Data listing

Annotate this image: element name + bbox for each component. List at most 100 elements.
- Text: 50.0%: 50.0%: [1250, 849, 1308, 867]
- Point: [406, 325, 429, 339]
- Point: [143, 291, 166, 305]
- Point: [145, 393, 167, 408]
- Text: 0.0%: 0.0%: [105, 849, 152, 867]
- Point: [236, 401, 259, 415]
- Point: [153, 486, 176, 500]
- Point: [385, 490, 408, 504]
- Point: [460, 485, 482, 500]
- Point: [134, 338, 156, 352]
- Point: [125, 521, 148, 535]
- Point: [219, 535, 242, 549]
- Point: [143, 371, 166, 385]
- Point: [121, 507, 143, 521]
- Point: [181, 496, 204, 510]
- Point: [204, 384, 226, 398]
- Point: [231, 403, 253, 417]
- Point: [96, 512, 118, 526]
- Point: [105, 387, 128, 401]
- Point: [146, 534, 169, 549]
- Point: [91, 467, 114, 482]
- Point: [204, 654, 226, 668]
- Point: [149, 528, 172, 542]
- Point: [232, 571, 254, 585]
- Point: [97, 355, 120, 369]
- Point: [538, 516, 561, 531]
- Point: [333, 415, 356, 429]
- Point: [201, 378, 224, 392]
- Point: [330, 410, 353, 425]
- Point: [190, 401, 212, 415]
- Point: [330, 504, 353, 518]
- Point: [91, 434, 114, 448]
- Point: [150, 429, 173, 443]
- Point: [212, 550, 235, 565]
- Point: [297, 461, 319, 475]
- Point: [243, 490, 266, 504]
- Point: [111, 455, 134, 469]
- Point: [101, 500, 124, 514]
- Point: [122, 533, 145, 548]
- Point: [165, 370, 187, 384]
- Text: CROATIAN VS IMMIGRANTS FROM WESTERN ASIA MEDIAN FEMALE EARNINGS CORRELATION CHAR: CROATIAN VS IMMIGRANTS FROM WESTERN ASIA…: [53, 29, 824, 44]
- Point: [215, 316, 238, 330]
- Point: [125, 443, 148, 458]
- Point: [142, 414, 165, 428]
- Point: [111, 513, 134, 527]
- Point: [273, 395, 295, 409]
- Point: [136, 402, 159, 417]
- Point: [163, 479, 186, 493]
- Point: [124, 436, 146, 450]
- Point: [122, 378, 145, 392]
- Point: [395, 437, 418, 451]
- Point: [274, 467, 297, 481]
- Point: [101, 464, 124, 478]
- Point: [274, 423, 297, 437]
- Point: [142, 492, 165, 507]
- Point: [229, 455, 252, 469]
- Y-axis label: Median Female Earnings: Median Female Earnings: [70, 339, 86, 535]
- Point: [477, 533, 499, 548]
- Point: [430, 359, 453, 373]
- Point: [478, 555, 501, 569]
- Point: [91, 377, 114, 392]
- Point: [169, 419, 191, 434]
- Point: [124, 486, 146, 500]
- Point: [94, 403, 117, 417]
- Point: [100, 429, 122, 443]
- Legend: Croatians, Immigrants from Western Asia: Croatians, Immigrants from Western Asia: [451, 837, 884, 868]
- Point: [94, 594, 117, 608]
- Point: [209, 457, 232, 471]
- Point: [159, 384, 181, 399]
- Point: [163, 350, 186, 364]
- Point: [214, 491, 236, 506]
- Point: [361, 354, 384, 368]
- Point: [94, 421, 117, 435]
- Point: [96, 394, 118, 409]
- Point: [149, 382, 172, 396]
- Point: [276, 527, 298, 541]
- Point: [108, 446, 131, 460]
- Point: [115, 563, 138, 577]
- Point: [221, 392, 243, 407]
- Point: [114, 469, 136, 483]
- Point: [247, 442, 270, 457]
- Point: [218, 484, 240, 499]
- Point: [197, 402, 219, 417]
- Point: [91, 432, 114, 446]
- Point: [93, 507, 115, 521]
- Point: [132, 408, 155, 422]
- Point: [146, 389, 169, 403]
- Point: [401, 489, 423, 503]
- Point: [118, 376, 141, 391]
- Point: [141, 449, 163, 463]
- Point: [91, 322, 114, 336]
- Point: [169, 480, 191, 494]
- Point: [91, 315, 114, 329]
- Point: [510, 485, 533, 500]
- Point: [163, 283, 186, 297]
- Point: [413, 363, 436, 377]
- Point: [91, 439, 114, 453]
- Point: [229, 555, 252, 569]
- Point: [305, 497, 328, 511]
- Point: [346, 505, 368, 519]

YOUR GOAL
Update the data above so that every "Point" becomes "Marker", and leave all else as it is.

TASK ANSWER
Annotate this image: element name + bbox for each component. List at most 100 elements.
- Text: 50.0%: 50.0%: [1250, 849, 1308, 867]
- Marker: [406, 325, 429, 339]
- Marker: [143, 291, 166, 305]
- Marker: [145, 393, 167, 408]
- Text: 0.0%: 0.0%: [105, 849, 152, 867]
- Marker: [236, 401, 259, 415]
- Marker: [153, 486, 176, 500]
- Marker: [385, 490, 408, 504]
- Marker: [460, 485, 482, 500]
- Marker: [134, 338, 156, 352]
- Marker: [125, 521, 148, 535]
- Marker: [219, 535, 242, 549]
- Marker: [143, 371, 166, 385]
- Marker: [121, 507, 143, 521]
- Marker: [181, 496, 204, 510]
- Marker: [204, 384, 226, 398]
- Marker: [231, 403, 253, 417]
- Marker: [96, 512, 118, 526]
- Marker: [105, 387, 128, 401]
- Marker: [146, 534, 169, 549]
- Marker: [91, 467, 114, 482]
- Marker: [204, 654, 226, 668]
- Marker: [149, 528, 172, 542]
- Marker: [232, 571, 254, 585]
- Marker: [97, 355, 120, 369]
- Marker: [538, 516, 561, 531]
- Marker: [333, 415, 356, 429]
- Marker: [201, 378, 224, 392]
- Marker: [330, 410, 353, 425]
- Marker: [190, 401, 212, 415]
- Marker: [330, 504, 353, 518]
- Marker: [91, 434, 114, 448]
- Marker: [150, 429, 173, 443]
- Marker: [212, 550, 235, 565]
- Marker: [297, 461, 319, 475]
- Marker: [243, 490, 266, 504]
- Marker: [111, 455, 134, 469]
- Marker: [101, 500, 124, 514]
- Marker: [122, 533, 145, 548]
- Marker: [165, 370, 187, 384]
- Text: CROATIAN VS IMMIGRANTS FROM WESTERN ASIA MEDIAN FEMALE EARNINGS CORRELATION CHAR: CROATIAN VS IMMIGRANTS FROM WESTERN ASIA…: [53, 29, 824, 44]
- Marker: [215, 316, 238, 330]
- Marker: [125, 443, 148, 458]
- Marker: [142, 414, 165, 428]
- Marker: [111, 513, 134, 527]
- Marker: [273, 395, 295, 409]
- Marker: [136, 402, 159, 417]
- Marker: [163, 479, 186, 493]
- Marker: [124, 436, 146, 450]
- Marker: [122, 378, 145, 392]
- Marker: [395, 437, 418, 451]
- Marker: [274, 467, 297, 481]
- Marker: [101, 464, 124, 478]
- Marker: [274, 423, 297, 437]
- Marker: [142, 492, 165, 507]
- Marker: [229, 455, 252, 469]
- Y-axis label: Median Female Earnings: Median Female Earnings: [70, 339, 86, 535]
- Marker: [477, 533, 499, 548]
- Marker: [430, 359, 453, 373]
- Marker: [478, 555, 501, 569]
- Marker: [91, 377, 114, 392]
- Marker: [169, 419, 191, 434]
- Marker: [124, 486, 146, 500]
- Marker: [94, 403, 117, 417]
- Marker: [100, 429, 122, 443]
- Legend: Croatians, Immigrants from Western Asia: Croatians, Immigrants from Western Asia: [451, 837, 884, 868]
- Marker: [94, 594, 117, 608]
- Marker: [209, 457, 232, 471]
- Marker: [159, 384, 181, 399]
- Marker: [163, 350, 186, 364]
- Marker: [214, 491, 236, 506]
- Marker: [361, 354, 384, 368]
- Marker: [94, 421, 117, 435]
- Marker: [96, 394, 118, 409]
- Marker: [149, 382, 172, 396]
- Marker: [276, 527, 298, 541]
- Marker: [108, 446, 131, 460]
- Marker: [115, 563, 138, 577]
- Marker: [221, 392, 243, 407]
- Marker: [114, 469, 136, 483]
- Marker: [247, 442, 270, 457]
- Marker: [218, 484, 240, 499]
- Marker: [197, 402, 219, 417]
- Marker: [91, 432, 114, 446]
- Marker: [93, 507, 115, 521]
- Marker: [132, 408, 155, 422]
- Marker: [146, 389, 169, 403]
- Marker: [401, 489, 423, 503]
- Marker: [118, 376, 141, 391]
- Marker: [141, 449, 163, 463]
- Marker: [91, 322, 114, 336]
- Marker: [169, 480, 191, 494]
- Marker: [91, 315, 114, 329]
- Marker: [510, 485, 533, 500]
- Marker: [163, 283, 186, 297]
- Marker: [413, 363, 436, 377]
- Marker: [91, 439, 114, 453]
- Marker: [229, 555, 252, 569]
- Marker: [305, 497, 328, 511]
- Marker: [346, 505, 368, 519]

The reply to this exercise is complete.